# START OF DOCUMENT EXTRACT
I was just a school girl then,

and I wasn't very
interested in space travel.

- [Crow] Okay, okay, rub it in, I'm old.

- Then the astronomy teacher
showed us Mars one night,

and told us how far it was.

- It still is.

- I remember your name from then.

The man who'd flown his
spaceship for 40,000,000 miles.

- [Crow] Okay, you're 12, I'm 100.

I get it already.

- Oh, I can still recite
you the names of the crew.

- That's more than I could.

- [Joel] Do you ever think about renting

out your forehead for advertising.

- Why'd you give it up, exploring?

- [Bill] It gave me up.

After Mars, and Jack Harvey
got on Venus, the corporation

decided that passengers
was where the money was.

Sure, it would've taken some money

and some new inventions
too, to get to Mercury,

and Jupiter's Moons,

but somebody's gotta do it.

- [Joel] Jupiter, that's
a planet, isn't it?

- Anyway, I wasn't a
passenger pilot, so I quit.

- [Crow] Okay, I lied.

They got me on a morals charge.

- I understand.

- You do?

- [Tom] Chinese good for you?

- [Crow] Hey, it's a souvenir bank.

- There's always something
over the next hill.

I know.

- And always on borrowed money.

But there is something over the hill.

- That's the trouble for women.

All space travel is just a big way

of getting out of the house
on a Saturday evening.

- Well, if you don't have
anything better to do.

- [Joel] And we sure don't.

("Moon Zero Two" theme music)

♫ I wanna be his wiener wife

♫ I wanna join his wiener life ♫

- [Crow] Hey, nice steps.

Looks like they should have
boxing gloves at the end of 'em.

- [Tom] Looks like they're kinda crawling

out of the Tupperware orange.

- [Joel] Now, those suits
are different colors,

so you can tell who's who.

If she gets confused,

she should just remember that she's her.

- [Crow] Huh?

- [Tom] Well, they left
their dome light on,

so someone's gonna have
to get a jump start.

AAA's even gonna charge them for that run.

- [Joel] Oh, brother.

Her brother lived in a port-a-potty.

- [Crow] Wow, look at it in there.

Your brother was really a slob.
# END OF DOCUMENT EXTRACT
# WRITTEN INSTRUCTION 1
Name each planet that the space-travel transcript mentions.
# WRITTEN INSTRUCTION 2
Pick up the space-travel transcript after its final line and carry it forward.
# START OF DATASET EXCERPTS
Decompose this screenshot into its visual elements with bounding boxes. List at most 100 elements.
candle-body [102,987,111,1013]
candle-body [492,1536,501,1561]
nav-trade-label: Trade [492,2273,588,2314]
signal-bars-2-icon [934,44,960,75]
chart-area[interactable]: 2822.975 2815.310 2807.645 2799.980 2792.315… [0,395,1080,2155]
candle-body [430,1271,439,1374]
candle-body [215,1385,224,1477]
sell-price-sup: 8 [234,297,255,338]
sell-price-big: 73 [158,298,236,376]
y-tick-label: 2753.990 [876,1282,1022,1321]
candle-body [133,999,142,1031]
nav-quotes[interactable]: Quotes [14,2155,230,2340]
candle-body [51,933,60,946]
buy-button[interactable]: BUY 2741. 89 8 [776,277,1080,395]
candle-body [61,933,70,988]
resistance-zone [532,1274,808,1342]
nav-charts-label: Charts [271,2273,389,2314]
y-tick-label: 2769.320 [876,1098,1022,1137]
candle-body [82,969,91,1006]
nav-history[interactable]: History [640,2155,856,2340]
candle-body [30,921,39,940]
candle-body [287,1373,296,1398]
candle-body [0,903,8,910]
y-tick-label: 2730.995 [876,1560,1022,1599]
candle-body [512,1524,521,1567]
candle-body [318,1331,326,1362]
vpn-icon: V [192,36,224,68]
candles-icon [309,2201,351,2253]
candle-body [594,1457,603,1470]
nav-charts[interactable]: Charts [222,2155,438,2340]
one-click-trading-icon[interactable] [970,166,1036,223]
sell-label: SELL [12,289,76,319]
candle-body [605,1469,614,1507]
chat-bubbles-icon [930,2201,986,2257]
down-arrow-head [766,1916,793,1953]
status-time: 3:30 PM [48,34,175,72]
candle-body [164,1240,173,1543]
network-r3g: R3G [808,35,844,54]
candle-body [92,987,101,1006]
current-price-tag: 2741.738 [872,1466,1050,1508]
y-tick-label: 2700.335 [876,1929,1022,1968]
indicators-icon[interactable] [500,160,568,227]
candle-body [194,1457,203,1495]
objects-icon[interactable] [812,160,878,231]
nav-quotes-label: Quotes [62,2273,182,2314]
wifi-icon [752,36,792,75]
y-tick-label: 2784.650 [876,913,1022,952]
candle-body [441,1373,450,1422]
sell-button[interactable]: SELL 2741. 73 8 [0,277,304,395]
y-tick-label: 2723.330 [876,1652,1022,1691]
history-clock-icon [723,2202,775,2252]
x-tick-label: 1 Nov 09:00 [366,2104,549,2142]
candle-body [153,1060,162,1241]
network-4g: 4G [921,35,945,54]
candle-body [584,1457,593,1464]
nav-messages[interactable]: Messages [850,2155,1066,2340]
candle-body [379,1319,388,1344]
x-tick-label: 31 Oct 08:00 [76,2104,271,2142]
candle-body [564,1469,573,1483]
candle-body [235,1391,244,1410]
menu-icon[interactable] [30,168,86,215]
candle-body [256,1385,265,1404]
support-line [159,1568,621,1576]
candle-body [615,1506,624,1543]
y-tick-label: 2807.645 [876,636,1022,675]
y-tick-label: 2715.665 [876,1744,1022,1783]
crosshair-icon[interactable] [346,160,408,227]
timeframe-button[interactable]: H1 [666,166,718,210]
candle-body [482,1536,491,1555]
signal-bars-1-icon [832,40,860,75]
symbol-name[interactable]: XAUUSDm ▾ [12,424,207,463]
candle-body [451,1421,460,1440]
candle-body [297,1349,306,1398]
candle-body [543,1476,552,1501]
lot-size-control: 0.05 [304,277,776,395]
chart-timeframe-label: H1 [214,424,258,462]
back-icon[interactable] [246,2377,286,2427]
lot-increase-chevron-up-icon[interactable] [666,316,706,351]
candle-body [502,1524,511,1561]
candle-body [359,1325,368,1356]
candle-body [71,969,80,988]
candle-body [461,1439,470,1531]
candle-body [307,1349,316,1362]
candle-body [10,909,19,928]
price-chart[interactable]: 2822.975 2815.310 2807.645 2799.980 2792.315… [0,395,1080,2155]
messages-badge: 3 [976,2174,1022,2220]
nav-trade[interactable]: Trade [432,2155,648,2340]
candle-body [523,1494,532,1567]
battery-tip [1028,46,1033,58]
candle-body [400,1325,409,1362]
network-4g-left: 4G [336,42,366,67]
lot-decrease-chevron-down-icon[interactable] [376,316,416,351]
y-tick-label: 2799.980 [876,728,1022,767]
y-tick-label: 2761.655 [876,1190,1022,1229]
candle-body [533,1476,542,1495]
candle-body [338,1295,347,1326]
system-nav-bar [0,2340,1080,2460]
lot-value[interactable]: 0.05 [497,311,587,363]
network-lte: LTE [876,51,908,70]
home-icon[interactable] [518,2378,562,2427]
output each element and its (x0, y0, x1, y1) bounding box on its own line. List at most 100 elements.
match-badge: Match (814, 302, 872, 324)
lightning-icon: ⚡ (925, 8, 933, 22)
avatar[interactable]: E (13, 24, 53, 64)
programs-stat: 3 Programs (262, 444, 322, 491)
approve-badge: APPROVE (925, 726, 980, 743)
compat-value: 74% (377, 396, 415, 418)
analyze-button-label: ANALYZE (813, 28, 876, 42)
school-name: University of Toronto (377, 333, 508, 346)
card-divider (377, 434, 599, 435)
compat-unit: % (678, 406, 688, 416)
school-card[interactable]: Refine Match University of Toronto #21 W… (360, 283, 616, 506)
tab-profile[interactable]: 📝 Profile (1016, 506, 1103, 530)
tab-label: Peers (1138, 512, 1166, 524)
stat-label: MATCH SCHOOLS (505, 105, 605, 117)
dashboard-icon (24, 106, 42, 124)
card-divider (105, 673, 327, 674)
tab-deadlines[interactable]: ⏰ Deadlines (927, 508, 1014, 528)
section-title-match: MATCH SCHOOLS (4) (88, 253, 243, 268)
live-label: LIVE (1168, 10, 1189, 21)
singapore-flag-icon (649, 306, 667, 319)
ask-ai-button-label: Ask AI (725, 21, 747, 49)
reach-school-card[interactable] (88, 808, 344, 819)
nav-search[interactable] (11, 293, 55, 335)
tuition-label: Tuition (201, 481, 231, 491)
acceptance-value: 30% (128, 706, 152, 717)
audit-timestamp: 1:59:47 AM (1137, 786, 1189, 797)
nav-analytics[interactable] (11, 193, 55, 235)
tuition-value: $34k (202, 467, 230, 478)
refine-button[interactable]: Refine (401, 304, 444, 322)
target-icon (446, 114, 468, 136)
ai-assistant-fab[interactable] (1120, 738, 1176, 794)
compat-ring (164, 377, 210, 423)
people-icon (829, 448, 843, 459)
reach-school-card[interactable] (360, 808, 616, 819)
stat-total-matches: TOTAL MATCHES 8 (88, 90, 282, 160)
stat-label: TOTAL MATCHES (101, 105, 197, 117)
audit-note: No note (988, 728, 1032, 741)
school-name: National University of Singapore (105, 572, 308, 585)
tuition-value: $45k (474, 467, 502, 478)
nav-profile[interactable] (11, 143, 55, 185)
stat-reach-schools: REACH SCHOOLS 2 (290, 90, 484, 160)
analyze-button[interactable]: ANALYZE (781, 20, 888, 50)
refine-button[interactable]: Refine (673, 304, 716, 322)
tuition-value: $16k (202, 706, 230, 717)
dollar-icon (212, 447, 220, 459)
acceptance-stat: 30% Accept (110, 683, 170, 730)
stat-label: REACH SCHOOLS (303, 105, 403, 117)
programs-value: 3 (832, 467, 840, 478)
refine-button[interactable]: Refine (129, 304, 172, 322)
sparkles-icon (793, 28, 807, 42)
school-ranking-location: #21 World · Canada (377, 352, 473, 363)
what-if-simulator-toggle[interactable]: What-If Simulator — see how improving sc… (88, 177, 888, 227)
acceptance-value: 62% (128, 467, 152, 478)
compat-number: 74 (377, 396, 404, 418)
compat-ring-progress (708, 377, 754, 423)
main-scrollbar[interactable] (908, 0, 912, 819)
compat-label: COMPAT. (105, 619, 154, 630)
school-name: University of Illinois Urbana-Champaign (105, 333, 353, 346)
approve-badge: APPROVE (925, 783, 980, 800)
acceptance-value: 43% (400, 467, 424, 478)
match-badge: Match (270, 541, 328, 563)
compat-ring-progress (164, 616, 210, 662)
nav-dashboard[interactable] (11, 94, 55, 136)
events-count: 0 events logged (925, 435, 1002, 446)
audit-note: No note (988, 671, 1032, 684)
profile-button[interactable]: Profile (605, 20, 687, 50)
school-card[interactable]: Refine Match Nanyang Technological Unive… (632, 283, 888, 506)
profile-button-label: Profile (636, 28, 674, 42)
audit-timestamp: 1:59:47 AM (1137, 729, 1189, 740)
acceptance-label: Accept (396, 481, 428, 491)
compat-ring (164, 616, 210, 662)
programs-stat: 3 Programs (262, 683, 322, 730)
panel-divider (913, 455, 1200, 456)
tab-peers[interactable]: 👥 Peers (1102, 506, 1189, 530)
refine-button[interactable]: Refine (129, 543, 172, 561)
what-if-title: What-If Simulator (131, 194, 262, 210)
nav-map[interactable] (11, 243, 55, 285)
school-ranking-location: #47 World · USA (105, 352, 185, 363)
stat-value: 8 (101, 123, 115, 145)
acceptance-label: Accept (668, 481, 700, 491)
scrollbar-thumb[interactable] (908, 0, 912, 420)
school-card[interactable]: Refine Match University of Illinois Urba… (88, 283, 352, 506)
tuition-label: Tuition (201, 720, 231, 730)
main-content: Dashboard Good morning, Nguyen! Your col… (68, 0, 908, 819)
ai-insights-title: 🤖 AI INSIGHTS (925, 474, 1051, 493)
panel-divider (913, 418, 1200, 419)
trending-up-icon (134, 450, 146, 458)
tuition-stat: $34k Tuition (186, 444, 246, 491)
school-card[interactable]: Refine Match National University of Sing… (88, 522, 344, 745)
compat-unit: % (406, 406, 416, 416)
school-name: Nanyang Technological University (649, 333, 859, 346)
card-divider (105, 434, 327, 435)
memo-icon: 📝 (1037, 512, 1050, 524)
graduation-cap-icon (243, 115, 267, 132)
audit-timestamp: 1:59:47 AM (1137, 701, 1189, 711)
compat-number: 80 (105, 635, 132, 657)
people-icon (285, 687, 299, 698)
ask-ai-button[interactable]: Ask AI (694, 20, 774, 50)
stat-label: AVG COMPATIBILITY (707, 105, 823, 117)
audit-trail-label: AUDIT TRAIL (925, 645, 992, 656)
# END OF DATASET EXCERPTS
# RESPONSE 1
Mars, Venus, Mercury, Jupiter

# RESPONSE 2
Hey, is there air coming out of your suit,

or are you playing a trumpet?

- [Joel] Skin sample.

Looks valuable.

- [Tom] Wish I had me one of them plows.

- [Clem] I found something.

- [Tom] Their driveways.

- Where are you?

- Around the corner.

- Don't wander off.

You've gotta stay in sight.

- I'm sorry.

- [Tom] A setup like that is bound

to scare off trick-or-treaters.

- [Clem] Do you know what this is?

- A piece of rock.

- [Crow] Looks like
your brother's kneecap.

- There's a vein of nickel
in it, and a very rich one.

Wally did find something.

- Are you sure?

- I know a little about geology.

- [Tom] Oh, we all know a little bit.

- Where could he have gone?

- Not far, or he would
have taken his Bug Dozer.

- [Joel] Now, just how
disappointed would you be

if you never saw your brother alive again?

- Look, there's someone there.

- [Crow] Oh him, he's always there.

It's a space lawn jockey.

Everyone's got 'em at the
end of their driveway.

- [Joel] Now remember,
there'll be three of us now

and you're the one that's
you in the blue, okay.

(screeching)

- [Tom] Oh, he's lost weight.

He looked much better heavy.

(screams)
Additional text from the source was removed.